**Record list**.

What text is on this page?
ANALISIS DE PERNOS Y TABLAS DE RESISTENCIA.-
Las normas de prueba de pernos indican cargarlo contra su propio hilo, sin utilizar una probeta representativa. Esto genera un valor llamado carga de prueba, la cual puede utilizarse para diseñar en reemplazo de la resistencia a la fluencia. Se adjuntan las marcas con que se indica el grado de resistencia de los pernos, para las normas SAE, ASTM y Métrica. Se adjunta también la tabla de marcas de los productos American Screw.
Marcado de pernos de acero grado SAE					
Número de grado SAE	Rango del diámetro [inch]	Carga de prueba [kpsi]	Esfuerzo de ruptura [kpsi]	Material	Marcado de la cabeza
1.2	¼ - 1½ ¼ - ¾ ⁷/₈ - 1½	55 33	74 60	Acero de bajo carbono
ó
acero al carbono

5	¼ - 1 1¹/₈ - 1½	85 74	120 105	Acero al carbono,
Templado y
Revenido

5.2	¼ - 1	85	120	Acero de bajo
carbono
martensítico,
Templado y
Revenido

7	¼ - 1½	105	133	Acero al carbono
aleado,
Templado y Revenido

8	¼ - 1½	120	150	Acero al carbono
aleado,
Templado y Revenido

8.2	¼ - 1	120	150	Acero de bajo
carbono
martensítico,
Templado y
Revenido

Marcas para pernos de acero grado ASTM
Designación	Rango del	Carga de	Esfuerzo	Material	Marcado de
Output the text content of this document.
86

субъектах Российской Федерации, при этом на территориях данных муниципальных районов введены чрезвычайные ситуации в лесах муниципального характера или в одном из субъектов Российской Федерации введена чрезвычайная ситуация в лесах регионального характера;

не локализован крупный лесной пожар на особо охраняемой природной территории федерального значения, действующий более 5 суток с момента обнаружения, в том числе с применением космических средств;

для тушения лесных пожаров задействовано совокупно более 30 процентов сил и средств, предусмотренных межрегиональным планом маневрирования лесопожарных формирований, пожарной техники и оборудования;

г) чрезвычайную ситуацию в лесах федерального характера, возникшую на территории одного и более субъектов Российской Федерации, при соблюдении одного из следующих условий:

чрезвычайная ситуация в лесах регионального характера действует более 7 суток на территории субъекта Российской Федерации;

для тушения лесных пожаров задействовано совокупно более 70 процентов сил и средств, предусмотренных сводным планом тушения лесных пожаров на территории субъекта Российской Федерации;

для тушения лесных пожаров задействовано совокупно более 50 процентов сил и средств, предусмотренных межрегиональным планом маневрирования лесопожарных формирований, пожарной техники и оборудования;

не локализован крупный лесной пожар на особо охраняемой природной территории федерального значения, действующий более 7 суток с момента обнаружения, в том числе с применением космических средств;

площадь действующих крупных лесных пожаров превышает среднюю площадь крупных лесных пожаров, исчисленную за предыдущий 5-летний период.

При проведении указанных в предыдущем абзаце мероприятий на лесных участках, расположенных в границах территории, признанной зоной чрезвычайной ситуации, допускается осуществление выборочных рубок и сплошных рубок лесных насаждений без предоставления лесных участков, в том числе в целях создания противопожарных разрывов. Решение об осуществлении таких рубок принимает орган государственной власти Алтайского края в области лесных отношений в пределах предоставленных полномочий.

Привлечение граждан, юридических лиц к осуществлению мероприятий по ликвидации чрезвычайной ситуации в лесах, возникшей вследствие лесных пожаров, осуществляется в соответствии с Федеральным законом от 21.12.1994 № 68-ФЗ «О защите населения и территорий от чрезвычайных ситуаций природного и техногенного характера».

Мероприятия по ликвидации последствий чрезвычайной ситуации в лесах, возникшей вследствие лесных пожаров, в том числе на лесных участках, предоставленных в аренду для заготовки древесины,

**Exercise directions**. Repeat the listing exactly, from its first line to its last.

**The solution**.
What text is on this page?
ANALISIS DE PERNOS Y TABLAS DE RESISTENCIA.-
Las normas de prueba de pernos indican cargarlo contra su propio hilo, sin utilizar una probeta representativa. Esto genera un valor llamado carga de prueba, la cual puede utilizarse para diseñar en reemplazo de la resistencia a la fluencia. Se adjuntan las marcas con que se indica el grado de resistencia de los pernos, para las normas SAE, ASTM y Métrica. Se adjunta también la tabla de marcas de los productos American Screw.
Marcado de pernos de acero grado SAE					
Número de grado SAE	Rango del diámetro [inch]	Carga de prueba [kpsi]	Esfuerzo de ruptura [kpsi]	Material	Marcado de la cabeza
1.2	¼ - 1½ ¼ - ¾ ⁷/₈ - 1½	55 33	74 60	Acero de bajo carbono
ó
acero al carbono

5	¼ - 1 1¹/₈ - 1½	85 74	120 105	Acero al carbono,
Templado y
Revenido

5.2	¼ - 1	85	120	Acero de bajo
carbono
martensítico,
Templado y
Revenido

7	¼ - 1½	105	133	Acero al carbono
aleado,
Templado y Revenido

8	¼ - 1½	120	150	Acero al carbono
aleado,
Templado y Revenido

8.2	¼ - 1	120	150	Acero de bajo
carbono
martensítico,
Templado y
Revenido

Marcas para pernos de acero grado ASTM
Designación	Rango del	Carga de	Esfuerzo	Material	Marcado de
Output the text content of this document.
86

субъектах Российской Федерации, при этом на территориях данных муниципальных районов введены чрезвычайные ситуации в лесах муниципального характера или в одном из субъектов Российской Федерации введена чрезвычайная ситуация в лесах регионального характера;

не локализован крупный лесной пожар на особо охраняемой природной территории федерального значения, действующий более 5 суток с момента обнаружения, в том числе с применением космических средств;

для тушения лесных пожаров задействовано совокупно более 30 процентов сил и средств, предусмотренных межрегиональным планом маневрирования лесопожарных формирований, пожарной техники и оборудования;

г) чрезвычайную ситуацию в лесах федерального характера, возникшую на территории одного и более субъектов Российской Федерации, при соблюдении одного из следующих условий:

чрезвычайная ситуация в лесах регионального характера действует более 7 суток на территории субъекта Российской Федерации;

для тушения лесных пожаров задействовано совокупно более 70 процентов сил и средств, предусмотренных сводным планом тушения лесных пожаров на территории субъекта Российской Федерации;

для тушения лесных пожаров задействовано совокупно более 50 процентов сил и средств, предусмотренных межрегиональным планом маневрирования лесопожарных формирований, пожарной техники и оборудования;

не локализован крупный лесной пожар на особо охраняемой природной территории федерального значения, действующий более 7 суток с момента обнаружения, в том числе с применением космических средств;

площадь действующих крупных лесных пожаров превышает среднюю площадь крупных лесных пожаров, исчисленную за предыдущий 5-летний период.

При проведении указанных в предыдущем абзаце мероприятий на лесных участках, расположенных в границах территории, признанной зоной чрезвычайной ситуации, допускается осуществление выборочных рубок и сплошных рубок лесных насаждений без предоставления лесных участков, в том числе в целях создания противопожарных разрывов. Решение об осуществлении таких рубок принимает орган государственной власти Алтайского края в области лесных отношений в пределах предоставленных полномочий.

Привлечение граждан, юридических лиц к осуществлению мероприятий по ликвидации чрезвычайной ситуации в лесах, возникшей вследствие лесных пожаров, осуществляется в соответствии с Федеральным законом от 21.12.1994 № 68-ФЗ «О защите населения и территорий от чрезвычайных ситуаций природного и техногенного характера».

Мероприятия по ликвидации последствий чрезвычайной ситуации в лесах, возникшей вследствие лесных пожаров, в том числе на лесных участках, предоставленных в аренду для заготовки древесины,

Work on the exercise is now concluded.